§ **What to produce**
Your task is to extract every entry that follows word for word while excluding the pictures.

## BEGIN Supplied records

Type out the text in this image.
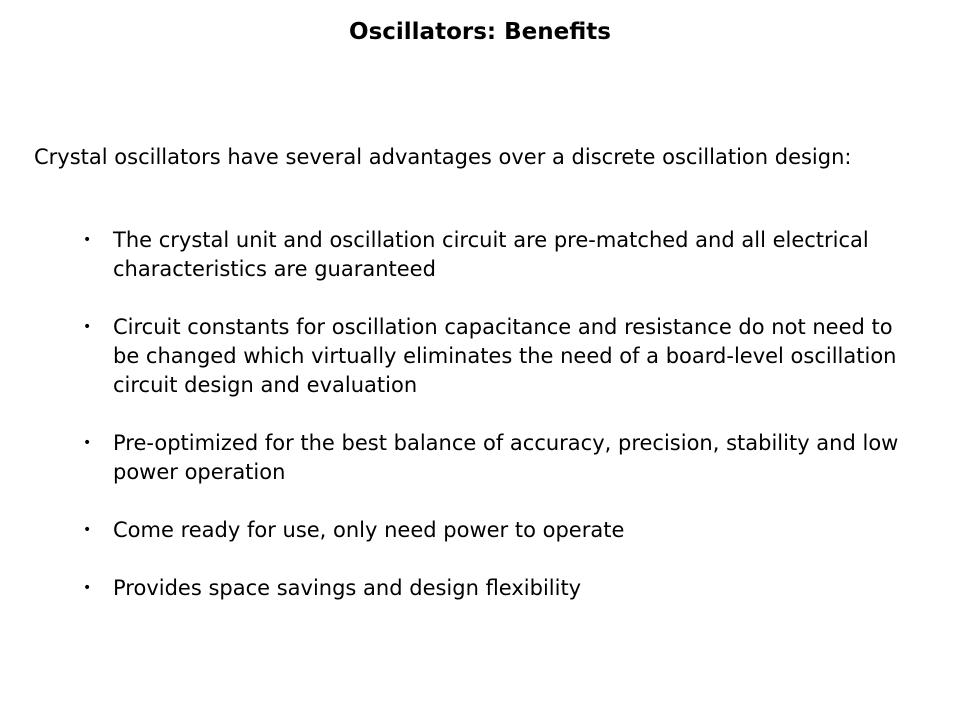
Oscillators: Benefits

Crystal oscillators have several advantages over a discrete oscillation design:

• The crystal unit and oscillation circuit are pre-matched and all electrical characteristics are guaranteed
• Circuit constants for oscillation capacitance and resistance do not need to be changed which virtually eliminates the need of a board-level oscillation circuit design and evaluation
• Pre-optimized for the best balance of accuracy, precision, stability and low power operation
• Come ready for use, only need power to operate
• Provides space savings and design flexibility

## END Supplied records

§ **Correct result**
Type out the text in this image.
Oscillators: Benefits

Crystal oscillators have several advantages over a discrete oscillation design:

• The crystal unit and oscillation circuit are pre-matched and all electrical characteristics are guaranteed
• Circuit constants for oscillation capacitance and resistance do not need to be changed which virtually eliminates the need of a board-level oscillation circuit design and evaluation
• Pre-optimized for the best balance of accuracy, precision, stability and low power operation
• Come ready for use, only need power to operate
• Provides space savings and design flexibility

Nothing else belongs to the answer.